[Data entries for graphics]

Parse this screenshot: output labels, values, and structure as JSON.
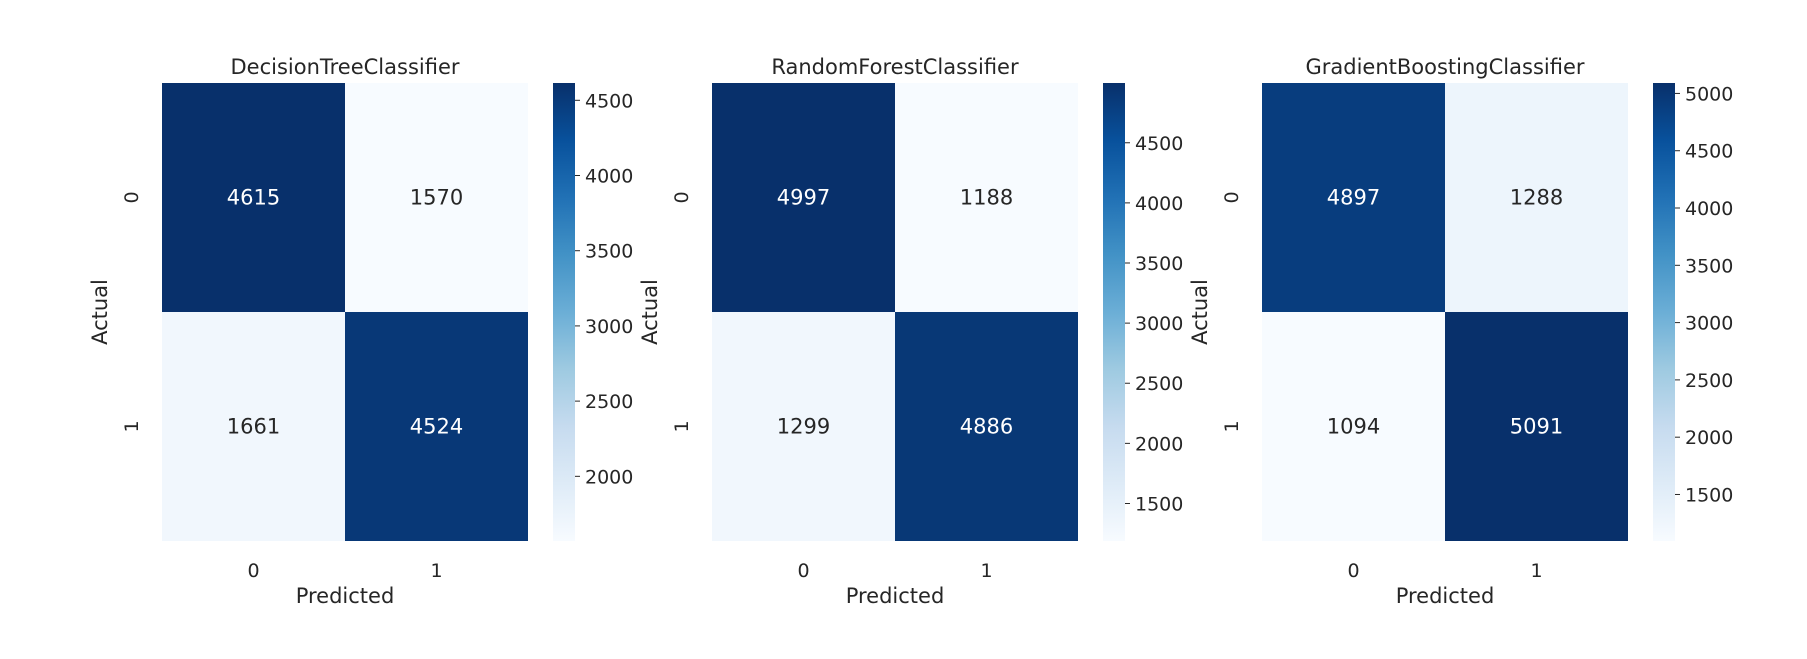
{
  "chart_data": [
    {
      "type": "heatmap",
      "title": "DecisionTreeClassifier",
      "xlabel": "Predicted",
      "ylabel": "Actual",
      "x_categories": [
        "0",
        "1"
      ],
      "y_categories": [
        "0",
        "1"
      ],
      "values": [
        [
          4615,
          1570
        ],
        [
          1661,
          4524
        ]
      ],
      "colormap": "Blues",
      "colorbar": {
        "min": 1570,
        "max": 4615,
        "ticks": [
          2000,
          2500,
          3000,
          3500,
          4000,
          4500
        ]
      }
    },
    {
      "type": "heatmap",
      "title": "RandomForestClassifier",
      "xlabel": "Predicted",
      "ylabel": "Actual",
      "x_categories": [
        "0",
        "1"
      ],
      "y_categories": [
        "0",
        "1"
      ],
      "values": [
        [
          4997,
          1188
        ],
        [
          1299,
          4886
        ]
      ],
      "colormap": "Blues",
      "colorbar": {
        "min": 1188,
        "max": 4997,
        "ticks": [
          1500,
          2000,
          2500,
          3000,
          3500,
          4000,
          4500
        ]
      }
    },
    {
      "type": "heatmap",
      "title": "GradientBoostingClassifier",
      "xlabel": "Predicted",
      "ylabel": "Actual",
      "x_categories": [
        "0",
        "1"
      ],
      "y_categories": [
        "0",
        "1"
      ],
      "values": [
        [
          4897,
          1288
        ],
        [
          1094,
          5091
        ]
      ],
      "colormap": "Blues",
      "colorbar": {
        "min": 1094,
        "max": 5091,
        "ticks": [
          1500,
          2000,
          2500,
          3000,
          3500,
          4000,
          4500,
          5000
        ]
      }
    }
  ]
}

-- Given request --
Without including any pictures, print each record exactly.

-- Full solution --
Parse this screenshot: output labels, values, and structure as JSON.
{
  "chart_data": [
    {
      "type": "heatmap",
      "title": "DecisionTreeClassifier",
      "xlabel": "Predicted",
      "ylabel": "Actual",
      "x_categories": [
        "0",
        "1"
      ],
      "y_categories": [
        "0",
        "1"
      ],
      "values": [
        [
          4615,
          1570
        ],
        [
          1661,
          4524
        ]
      ],
      "colormap": "Blues",
      "colorbar": {
        "min": 1570,
        "max": 4615,
        "ticks": [
          2000,
          2500,
          3000,
          3500,
          4000,
          4500
        ]
      }
    },
    {
      "type": "heatmap",
      "title": "RandomForestClassifier",
      "xlabel": "Predicted",
      "ylabel": "Actual",
      "x_categories": [
        "0",
        "1"
      ],
      "y_categories": [
        "0",
        "1"
      ],
      "values": [
        [
          4997,
          1188
        ],
        [
          1299,
          4886
        ]
      ],
      "colormap": "Blues",
      "colorbar": {
        "min": 1188,
        "max": 4997,
        "ticks": [
          1500,
          2000,
          2500,
          3000,
          3500,
          4000,
          4500
        ]
      }
    },
    {
      "type": "heatmap",
      "title": "GradientBoostingClassifier",
      "xlabel": "Predicted",
      "ylabel": "Actual",
      "x_categories": [
        "0",
        "1"
      ],
      "y_categories": [
        "0",
        "1"
      ],
      "values": [
        [
          4897,
          1288
        ],
        [
          1094,
          5091
        ]
      ],
      "colormap": "Blues",
      "colorbar": {
        "min": 1094,
        "max": 5091,
        "ticks": [
          1500,
          2000,
          2500,
          3000,
          3500,
          4000,
          4500,
          5000
        ]
      }
    }
  ]
}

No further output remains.